-- 記述問題 a --
引用文によると、ENVEのE-MTB用リムはどこのインプレ中に破損したか。

-- 引用文 --
先日、ENVEのE-MTB用リムがPinkbikeのインプレ中に破損して話題になった件を下の記事で紹介しました。

参考 ENVEのMTBリムがテスト中に立て続けに破断。同社からの釈明にも批判の声

その中でENVE責任者による釈明に批判が寄せられた件についても触れました。読んでいて私も違和感があったのですが、欧米の方々もENVEの説明には大きい不満を持ったようです。

ENVE M730E ©ENVE

では、一体ENVE側の説明の何がまずかったのでしょうか。そしてどのような言葉・対応だったらユーザーは納得したのか。この記事ではその点を考察してみます。

責任者による釈明全文

まずあらためてENVE側の釈明を再掲します。

ポール(記事執筆者の名前)、この件についてコメントする機会を与えてくれてありがとう。

ENVE側で発生した問題については責任があると考えていますし、このレビューに含まれているいくつかの見解や主張について、明確な説明と、異なる視点を付け加えたく思います。

まずENVE製品で何かがうまくいかなかった時に、我々の製品の価格を根拠とする「完璧さ」に関するある種の考え方が頻繁に持ち上がります。

-- 演習資料 --

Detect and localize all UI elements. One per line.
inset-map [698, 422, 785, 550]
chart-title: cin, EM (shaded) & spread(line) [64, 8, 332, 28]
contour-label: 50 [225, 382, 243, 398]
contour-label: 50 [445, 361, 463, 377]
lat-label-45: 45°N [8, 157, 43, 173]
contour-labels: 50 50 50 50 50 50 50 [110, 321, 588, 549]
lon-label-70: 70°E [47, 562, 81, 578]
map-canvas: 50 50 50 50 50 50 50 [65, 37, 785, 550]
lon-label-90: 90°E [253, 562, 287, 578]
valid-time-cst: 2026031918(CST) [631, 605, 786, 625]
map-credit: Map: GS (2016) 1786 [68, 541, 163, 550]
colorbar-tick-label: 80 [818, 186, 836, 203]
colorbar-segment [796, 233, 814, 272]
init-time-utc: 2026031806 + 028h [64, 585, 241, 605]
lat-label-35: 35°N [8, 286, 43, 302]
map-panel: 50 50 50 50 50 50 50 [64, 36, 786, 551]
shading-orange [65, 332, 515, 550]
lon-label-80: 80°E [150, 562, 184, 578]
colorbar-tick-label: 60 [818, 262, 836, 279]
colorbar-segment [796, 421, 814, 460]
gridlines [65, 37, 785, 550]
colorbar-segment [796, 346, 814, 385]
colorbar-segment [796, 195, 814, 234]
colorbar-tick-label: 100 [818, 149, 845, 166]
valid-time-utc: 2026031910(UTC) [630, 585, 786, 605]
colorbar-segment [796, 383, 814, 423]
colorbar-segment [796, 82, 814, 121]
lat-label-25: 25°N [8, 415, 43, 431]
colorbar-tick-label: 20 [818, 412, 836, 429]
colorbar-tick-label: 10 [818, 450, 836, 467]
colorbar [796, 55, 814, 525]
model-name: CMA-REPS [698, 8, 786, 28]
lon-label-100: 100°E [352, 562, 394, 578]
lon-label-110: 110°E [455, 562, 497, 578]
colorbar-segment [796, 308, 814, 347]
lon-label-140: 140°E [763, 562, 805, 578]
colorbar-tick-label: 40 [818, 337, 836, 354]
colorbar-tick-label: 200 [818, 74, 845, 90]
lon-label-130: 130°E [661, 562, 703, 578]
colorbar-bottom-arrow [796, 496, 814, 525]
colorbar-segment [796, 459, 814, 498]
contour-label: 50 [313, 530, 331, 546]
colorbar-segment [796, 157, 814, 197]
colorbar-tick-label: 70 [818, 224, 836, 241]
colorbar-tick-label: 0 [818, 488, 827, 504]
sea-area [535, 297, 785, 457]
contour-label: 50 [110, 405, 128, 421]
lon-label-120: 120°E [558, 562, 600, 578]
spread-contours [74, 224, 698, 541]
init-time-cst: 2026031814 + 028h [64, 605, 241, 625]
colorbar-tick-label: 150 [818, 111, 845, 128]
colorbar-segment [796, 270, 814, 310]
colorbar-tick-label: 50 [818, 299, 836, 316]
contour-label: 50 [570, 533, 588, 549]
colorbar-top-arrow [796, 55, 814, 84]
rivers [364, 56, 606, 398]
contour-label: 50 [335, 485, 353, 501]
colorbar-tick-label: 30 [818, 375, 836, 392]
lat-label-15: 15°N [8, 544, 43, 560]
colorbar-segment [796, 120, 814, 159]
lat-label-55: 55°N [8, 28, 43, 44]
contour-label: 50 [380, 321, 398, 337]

-- 記述問題 b --
記録の最初の行から「colorbar-tick-label: 40 [818, 337, 836, 354]」を含む行までを、両端の行も含めて一字一句そのまま書き写せ。

-- 正解 a --
Pinkbikeのインプレ中に破損した。

-- 正解 b --
Detect and localize all UI elements. One per line.
inset-map [698, 422, 785, 550]
chart-title: cin, EM (shaded) & spread(line) [64, 8, 332, 28]
contour-label: 50 [225, 382, 243, 398]
contour-label: 50 [445, 361, 463, 377]
lat-label-45: 45°N [8, 157, 43, 173]
contour-labels: 50 50 50 50 50 50 50 [110, 321, 588, 549]
lon-label-70: 70°E [47, 562, 81, 578]
map-canvas: 50 50 50 50 50 50 50 [65, 37, 785, 550]
lon-label-90: 90°E [253, 562, 287, 578]
valid-time-cst: 2026031918(CST) [631, 605, 786, 625]
map-credit: Map: GS (2016) 1786 [68, 541, 163, 550]
colorbar-tick-label: 80 [818, 186, 836, 203]
colorbar-segment [796, 233, 814, 272]
init-time-utc: 2026031806 + 028h [64, 585, 241, 605]
lat-label-35: 35°N [8, 286, 43, 302]
map-panel: 50 50 50 50 50 50 50 [64, 36, 786, 551]
shading-orange [65, 332, 515, 550]
lon-label-80: 80°E [150, 562, 184, 578]
colorbar-tick-label: 60 [818, 262, 836, 279]
colorbar-segment [796, 421, 814, 460]
gridlines [65, 37, 785, 550]
colorbar-segment [796, 346, 814, 385]
colorbar-segment [796, 195, 814, 234]
colorbar-tick-label: 100 [818, 149, 845, 166]
valid-time-utc: 2026031910(UTC) [630, 585, 786, 605]
colorbar-segment [796, 383, 814, 423]
colorbar-segment [796, 82, 814, 121]
lat-label-25: 25°N [8, 415, 43, 431]
colorbar-tick-label: 20 [818, 412, 836, 429]
colorbar-tick-label: 10 [818, 450, 836, 467]
colorbar [796, 55, 814, 525]
model-name: CMA-REPS [698, 8, 786, 28]
lon-label-100: 100°E [352, 562, 394, 578]
lon-label-110: 110°E [455, 562, 497, 578]
colorbar-segment [796, 308, 814, 347]
lon-label-140: 140°E [763, 562, 805, 578]
colorbar-tick-label: 40 [818, 337, 836, 354]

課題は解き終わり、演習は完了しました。